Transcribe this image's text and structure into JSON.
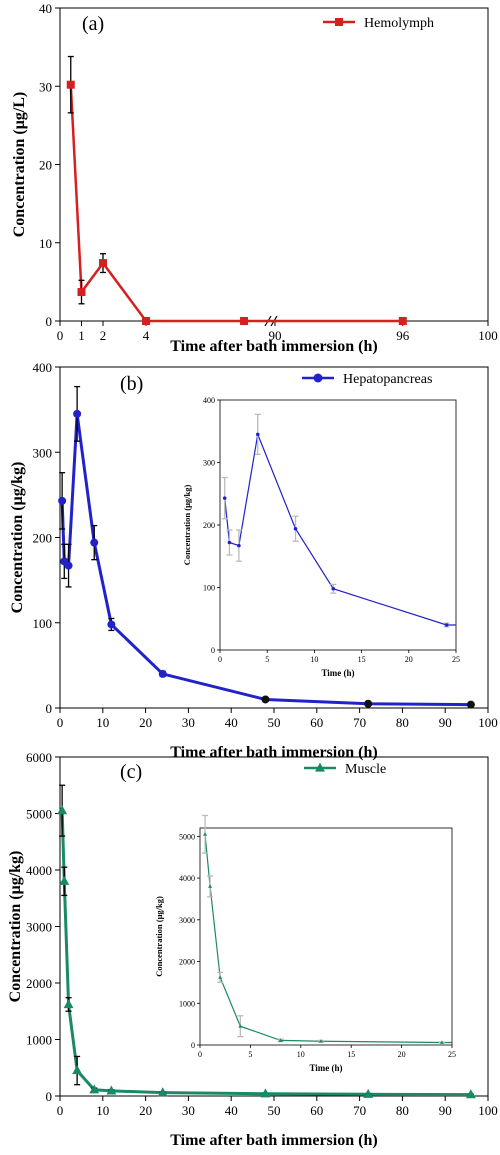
{
  "chart_data": [
    {
      "type": "line",
      "panel_label": "(a)",
      "xlabel": "Time after bath immersion (h)",
      "ylabel": "Concentration (μg/L)",
      "axis_break": true,
      "x_ticks_left": [
        "0",
        "1",
        "2",
        "4"
      ],
      "x_ticks_right": [
        "90",
        "96",
        "100"
      ],
      "y_ticks": [
        "0",
        "10",
        "20",
        "30",
        "40"
      ],
      "ylim": [
        0,
        40
      ],
      "legend": "top-right",
      "series": [
        {
          "name": "Hemolymph",
          "color": "#d62020",
          "marker": "square",
          "points": [
            {
              "x": 0.5,
              "y": 30.2,
              "err": 3.6
            },
            {
              "x": 1,
              "y": 3.7,
              "err": 1.5
            },
            {
              "x": 2,
              "y": 7.4,
              "err": 1.2
            },
            {
              "x": 4,
              "y": 0
            },
            {
              "x": 72,
              "y": 0
            },
            {
              "x": 96,
              "y": 0
            }
          ]
        }
      ]
    },
    {
      "type": "line",
      "panel_label": "(b)",
      "xlabel": "Time after bath immersion (h)",
      "ylabel": "Concentration (μg/kg)",
      "x_ticks": [
        "0",
        "10",
        "20",
        "30",
        "40",
        "50",
        "60",
        "70",
        "80",
        "90",
        "100"
      ],
      "y_ticks": [
        "0",
        "100",
        "200",
        "300",
        "400"
      ],
      "xlim": [
        0,
        100
      ],
      "ylim": [
        0,
        400
      ],
      "legend": "top-right",
      "series": [
        {
          "name": "Hepatopancreas",
          "color": "#2222cc",
          "marker": "circle",
          "points": [
            {
              "x": 0.5,
              "y": 243,
              "err": 33
            },
            {
              "x": 1,
              "y": 172,
              "err": 20
            },
            {
              "x": 2,
              "y": 167,
              "err": 25
            },
            {
              "x": 4,
              "y": 345,
              "err": 32
            },
            {
              "x": 8,
              "y": 194,
              "err": 20
            },
            {
              "x": 12,
              "y": 98,
              "err": 7
            },
            {
              "x": 24,
              "y": 40,
              "err": 3
            },
            {
              "x": 48,
              "y": 10,
              "err": 2
            },
            {
              "x": 72,
              "y": 5,
              "err": 1
            },
            {
              "x": 96,
              "y": 4,
              "err": 1
            }
          ]
        }
      ],
      "inset": {
        "xlabel": "Time (h)",
        "ylabel": "Concentration (μg/kg)",
        "x_ticks": [
          "0",
          "5",
          "10",
          "15",
          "20",
          "25"
        ],
        "y_ticks": [
          "0",
          "100",
          "200",
          "300",
          "400"
        ],
        "xlim": [
          0,
          25
        ],
        "ylim": [
          0,
          400
        ]
      }
    },
    {
      "type": "line",
      "panel_label": "(c)",
      "xlabel": "Time after bath immersion (h)",
      "ylabel": "Concentration (μg/kg)",
      "x_ticks": [
        "0",
        "10",
        "20",
        "30",
        "40",
        "50",
        "60",
        "70",
        "80",
        "90",
        "100"
      ],
      "y_ticks": [
        "0",
        "1000",
        "2000",
        "3000",
        "4000",
        "5000",
        "6000"
      ],
      "xlim": [
        0,
        100
      ],
      "ylim": [
        0,
        6000
      ],
      "legend": "top-right",
      "series": [
        {
          "name": "Muscle",
          "color": "#1a8a66",
          "marker": "triangle",
          "points": [
            {
              "x": 0.5,
              "y": 5050,
              "err": 450
            },
            {
              "x": 1,
              "y": 3800,
              "err": 250
            },
            {
              "x": 2,
              "y": 1620,
              "err": 120
            },
            {
              "x": 4,
              "y": 450,
              "err": 250
            },
            {
              "x": 8,
              "y": 110,
              "err": 30
            },
            {
              "x": 12,
              "y": 90,
              "err": 20
            },
            {
              "x": 24,
              "y": 60,
              "err": 10
            },
            {
              "x": 48,
              "y": 40,
              "err": 5
            },
            {
              "x": 72,
              "y": 30,
              "err": 5
            },
            {
              "x": 96,
              "y": 25,
              "err": 5
            }
          ]
        }
      ],
      "inset": {
        "xlabel": "Time (h)",
        "ylabel": "Concentration (μg/kg)",
        "x_ticks": [
          "0",
          "5",
          "10",
          "15",
          "20",
          "25"
        ],
        "y_ticks": [
          "0",
          "1000",
          "2000",
          "3000",
          "4000",
          "5000"
        ],
        "xlim": [
          0,
          25
        ],
        "ylim": [
          0,
          5200
        ]
      }
    }
  ]
}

» WHAT YOU ARE ASKED TO DO
Write the entries above out again exactly, but not the pictures.

» EXERCISE OUTPUT
Transcribe this image's text and structure into JSON.
{
  "chart_data": [
    {
      "type": "line",
      "panel_label": "(a)",
      "xlabel": "Time after bath immersion (h)",
      "ylabel": "Concentration (μg/L)",
      "axis_break": true,
      "x_ticks_left": [
        "0",
        "1",
        "2",
        "4"
      ],
      "x_ticks_right": [
        "90",
        "96",
        "100"
      ],
      "y_ticks": [
        "0",
        "10",
        "20",
        "30",
        "40"
      ],
      "ylim": [
        0,
        40
      ],
      "legend": "top-right",
      "series": [
        {
          "name": "Hemolymph",
          "color": "#d62020",
          "marker": "square",
          "points": [
            {
              "x": 0.5,
              "y": 30.2,
              "err": 3.6
            },
            {
              "x": 1,
              "y": 3.7,
              "err": 1.5
            },
            {
              "x": 2,
              "y": 7.4,
              "err": 1.2
            },
            {
              "x": 4,
              "y": 0
            },
            {
              "x": 72,
              "y": 0
            },
            {
              "x": 96,
              "y": 0
            }
          ]
        }
      ]
    },
    {
      "type": "line",
      "panel_label": "(b)",
      "xlabel": "Time after bath immersion (h)",
      "ylabel": "Concentration (μg/kg)",
      "x_ticks": [
        "0",
        "10",
        "20",
        "30",
        "40",
        "50",
        "60",
        "70",
        "80",
        "90",
        "100"
      ],
      "y_ticks": [
        "0",
        "100",
        "200",
        "300",
        "400"
      ],
      "xlim": [
        0,
        100
      ],
      "ylim": [
        0,
        400
      ],
      "legend": "top-right",
      "series": [
        {
          "name": "Hepatopancreas",
          "color": "#2222cc",
          "marker": "circle",
          "points": [
            {
              "x": 0.5,
              "y": 243,
              "err": 33
            },
            {
              "x": 1,
              "y": 172,
              "err": 20
            },
            {
              "x": 2,
              "y": 167,
              "err": 25
            },
            {
              "x": 4,
              "y": 345,
              "err": 32
            },
            {
              "x": 8,
              "y": 194,
              "err": 20
            },
            {
              "x": 12,
              "y": 98,
              "err": 7
            },
            {
              "x": 24,
              "y": 40,
              "err": 3
            },
            {
              "x": 48,
              "y": 10,
              "err": 2
            },
            {
              "x": 72,
              "y": 5,
              "err": 1
            },
            {
              "x": 96,
              "y": 4,
              "err": 1
            }
          ]
        }
      ],
      "inset": {
        "xlabel": "Time (h)",
        "ylabel": "Concentration (μg/kg)",
        "x_ticks": [
          "0",
          "5",
          "10",
          "15",
          "20",
          "25"
        ],
        "y_ticks": [
          "0",
          "100",
          "200",
          "300",
          "400"
        ],
        "xlim": [
          0,
          25
        ],
        "ylim": [
          0,
          400
        ]
      }
    },
    {
      "type": "line",
      "panel_label": "(c)",
      "xlabel": "Time after bath immersion (h)",
      "ylabel": "Concentration (μg/kg)",
      "x_ticks": [
        "0",
        "10",
        "20",
        "30",
        "40",
        "50",
        "60",
        "70",
        "80",
        "90",
        "100"
      ],
      "y_ticks": [
        "0",
        "1000",
        "2000",
        "3000",
        "4000",
        "5000",
        "6000"
      ],
      "xlim": [
        0,
        100
      ],
      "ylim": [
        0,
        6000
      ],
      "legend": "top-right",
      "series": [
        {
          "name": "Muscle",
          "color": "#1a8a66",
          "marker": "triangle",
          "points": [
            {
              "x": 0.5,
              "y": 5050,
              "err": 450
            },
            {
              "x": 1,
              "y": 3800,
              "err": 250
            },
            {
              "x": 2,
              "y": 1620,
              "err": 120
            },
            {
              "x": 4,
              "y": 450,
              "err": 250
            },
            {
              "x": 8,
              "y": 110,
              "err": 30
            },
            {
              "x": 12,
              "y": 90,
              "err": 20
            },
            {
              "x": 24,
              "y": 60,
              "err": 10
            },
            {
              "x": 48,
              "y": 40,
              "err": 5
            },
            {
              "x": 72,
              "y": 30,
              "err": 5
            },
            {
              "x": 96,
              "y": 25,
              "err": 5
            }
          ]
        }
      ],
      "inset": {
        "xlabel": "Time (h)",
        "ylabel": "Concentration (μg/kg)",
        "x_ticks": [
          "0",
          "5",
          "10",
          "15",
          "20",
          "25"
        ],
        "y_ticks": [
          "0",
          "1000",
          "2000",
          "3000",
          "4000",
          "5000"
        ],
        "xlim": [
          0,
          25
        ],
        "ylim": [
          0,
          5200
        ]
      }
    }
  ]
}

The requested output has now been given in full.